TASK REQUIREMENTS
Give back the full material, exactly as it reads.

Rows from a dataset:
-- start --

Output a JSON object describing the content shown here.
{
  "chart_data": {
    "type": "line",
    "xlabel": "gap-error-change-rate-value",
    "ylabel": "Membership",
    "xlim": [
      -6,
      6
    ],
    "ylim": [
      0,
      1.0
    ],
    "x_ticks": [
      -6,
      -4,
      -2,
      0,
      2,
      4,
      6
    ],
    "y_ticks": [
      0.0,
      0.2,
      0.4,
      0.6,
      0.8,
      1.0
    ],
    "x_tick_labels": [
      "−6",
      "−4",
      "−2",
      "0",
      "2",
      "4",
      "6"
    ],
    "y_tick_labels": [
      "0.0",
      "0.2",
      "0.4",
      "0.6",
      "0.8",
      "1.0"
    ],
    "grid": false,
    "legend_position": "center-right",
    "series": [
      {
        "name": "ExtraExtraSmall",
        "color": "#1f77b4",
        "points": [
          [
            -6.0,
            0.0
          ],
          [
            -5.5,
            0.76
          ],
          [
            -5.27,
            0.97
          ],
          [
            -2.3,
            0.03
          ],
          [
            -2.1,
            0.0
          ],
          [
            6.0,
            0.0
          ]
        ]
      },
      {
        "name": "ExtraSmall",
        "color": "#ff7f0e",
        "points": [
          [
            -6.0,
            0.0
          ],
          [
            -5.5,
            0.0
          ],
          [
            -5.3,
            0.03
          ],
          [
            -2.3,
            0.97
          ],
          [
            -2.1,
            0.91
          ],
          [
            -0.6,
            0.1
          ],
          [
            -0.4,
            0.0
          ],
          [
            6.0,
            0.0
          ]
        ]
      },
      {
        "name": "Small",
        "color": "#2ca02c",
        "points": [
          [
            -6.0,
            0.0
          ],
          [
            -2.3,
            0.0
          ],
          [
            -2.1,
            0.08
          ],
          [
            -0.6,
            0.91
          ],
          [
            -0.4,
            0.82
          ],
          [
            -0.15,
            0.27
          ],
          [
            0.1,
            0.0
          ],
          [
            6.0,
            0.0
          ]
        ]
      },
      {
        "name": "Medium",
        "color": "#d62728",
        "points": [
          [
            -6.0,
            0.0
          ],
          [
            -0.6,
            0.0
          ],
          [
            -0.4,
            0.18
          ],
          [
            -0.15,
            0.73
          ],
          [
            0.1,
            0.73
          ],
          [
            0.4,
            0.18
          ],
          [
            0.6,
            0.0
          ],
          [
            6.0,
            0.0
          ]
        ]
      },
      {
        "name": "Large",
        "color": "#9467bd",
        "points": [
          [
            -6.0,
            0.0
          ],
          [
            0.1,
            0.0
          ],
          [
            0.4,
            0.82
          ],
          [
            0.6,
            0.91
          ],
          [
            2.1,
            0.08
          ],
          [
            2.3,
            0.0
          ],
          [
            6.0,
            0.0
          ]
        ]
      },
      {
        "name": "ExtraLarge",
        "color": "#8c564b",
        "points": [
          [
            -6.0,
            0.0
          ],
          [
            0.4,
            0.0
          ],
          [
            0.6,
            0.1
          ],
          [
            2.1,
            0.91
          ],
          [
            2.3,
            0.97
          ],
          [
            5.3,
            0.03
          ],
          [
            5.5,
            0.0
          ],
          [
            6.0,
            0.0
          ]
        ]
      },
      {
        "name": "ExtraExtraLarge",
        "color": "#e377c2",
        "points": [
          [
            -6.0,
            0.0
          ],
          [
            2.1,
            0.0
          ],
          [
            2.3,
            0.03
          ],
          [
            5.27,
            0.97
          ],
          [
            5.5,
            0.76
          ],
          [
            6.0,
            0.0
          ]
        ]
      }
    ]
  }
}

-- end --

RIGHT ANSWER
Output a JSON object describing the content shown here.
{
  "chart_data": {
    "type": "line",
    "xlabel": "gap-error-change-rate-value",
    "ylabel": "Membership",
    "xlim": [
      -6,
      6
    ],
    "ylim": [
      0,
      1.0
    ],
    "x_ticks": [
      -6,
      -4,
      -2,
      0,
      2,
      4,
      6
    ],
    "y_ticks": [
      0.0,
      0.2,
      0.4,
      0.6,
      0.8,
      1.0
    ],
    "x_tick_labels": [
      "−6",
      "−4",
      "−2",
      "0",
      "2",
      "4",
      "6"
    ],
    "y_tick_labels": [
      "0.0",
      "0.2",
      "0.4",
      "0.6",
      "0.8",
      "1.0"
    ],
    "grid": false,
    "legend_position": "center-right",
    "series": [
      {
        "name": "ExtraExtraSmall",
        "color": "#1f77b4",
        "points": [
          [
            -6.0,
            0.0
          ],
          [
            -5.5,
            0.76
          ],
          [
            -5.27,
            0.97
          ],
          [
            -2.3,
            0.03
          ],
          [
            -2.1,
            0.0
          ],
          [
            6.0,
            0.0
          ]
        ]
      },
      {
        "name": "ExtraSmall",
        "color": "#ff7f0e",
        "points": [
          [
            -6.0,
            0.0
          ],
          [
            -5.5,
            0.0
          ],
          [
            -5.3,
            0.03
          ],
          [
            -2.3,
            0.97
          ],
          [
            -2.1,
            0.91
          ],
          [
            -0.6,
            0.1
          ],
          [
            -0.4,
            0.0
          ],
          [
            6.0,
            0.0
          ]
        ]
      },
      {
        "name": "Small",
        "color": "#2ca02c",
        "points": [
          [
            -6.0,
            0.0
          ],
          [
            -2.3,
            0.0
          ],
          [
            -2.1,
            0.08
          ],
          [
            -0.6,
            0.91
          ],
          [
            -0.4,
            0.82
          ],
          [
            -0.15,
            0.27
          ],
          [
            0.1,
            0.0
          ],
          [
            6.0,
            0.0
          ]
        ]
      },
      {
        "name": "Medium",
        "color": "#d62728",
        "points": [
          [
            -6.0,
            0.0
          ],
          [
            -0.6,
            0.0
          ],
          [
            -0.4,
            0.18
          ],
          [
            -0.15,
            0.73
          ],
          [
            0.1,
            0.73
          ],
          [
            0.4,
            0.18
          ],
          [
            0.6,
            0.0
          ],
          [
            6.0,
            0.0
          ]
        ]
      },
      {
        "name": "Large",
        "color": "#9467bd",
        "points": [
          [
            -6.0,
            0.0
          ],
          [
            0.1,
            0.0
          ],
          [
            0.4,
            0.82
          ],
          [
            0.6,
            0.91
          ],
          [
            2.1,
            0.08
          ],
          [
            2.3,
            0.0
          ],
          [
            6.0,
            0.0
          ]
        ]
      },
      {
        "name": "ExtraLarge",
        "color": "#8c564b",
        "points": [
          [
            -6.0,
            0.0
          ],
          [
            0.4,
            0.0
          ],
          [
            0.6,
            0.1
          ],
          [
            2.1,
            0.91
          ],
          [
            2.3,
            0.97
          ],
          [
            5.3,
            0.03
          ],
          [
            5.5,
            0.0
          ],
          [
            6.0,
            0.0
          ]
        ]
      },
      {
        "name": "ExtraExtraLarge",
        "color": "#e377c2",
        "points": [
          [
            -6.0,
            0.0
          ],
          [
            2.1,
            0.0
          ],
          [
            2.3,
            0.03
          ],
          [
            5.27,
            0.97
          ],
          [
            5.5,
            0.76
          ],
          [
            6.0,
            0.0
          ]
        ]
      }
    ]
  }
}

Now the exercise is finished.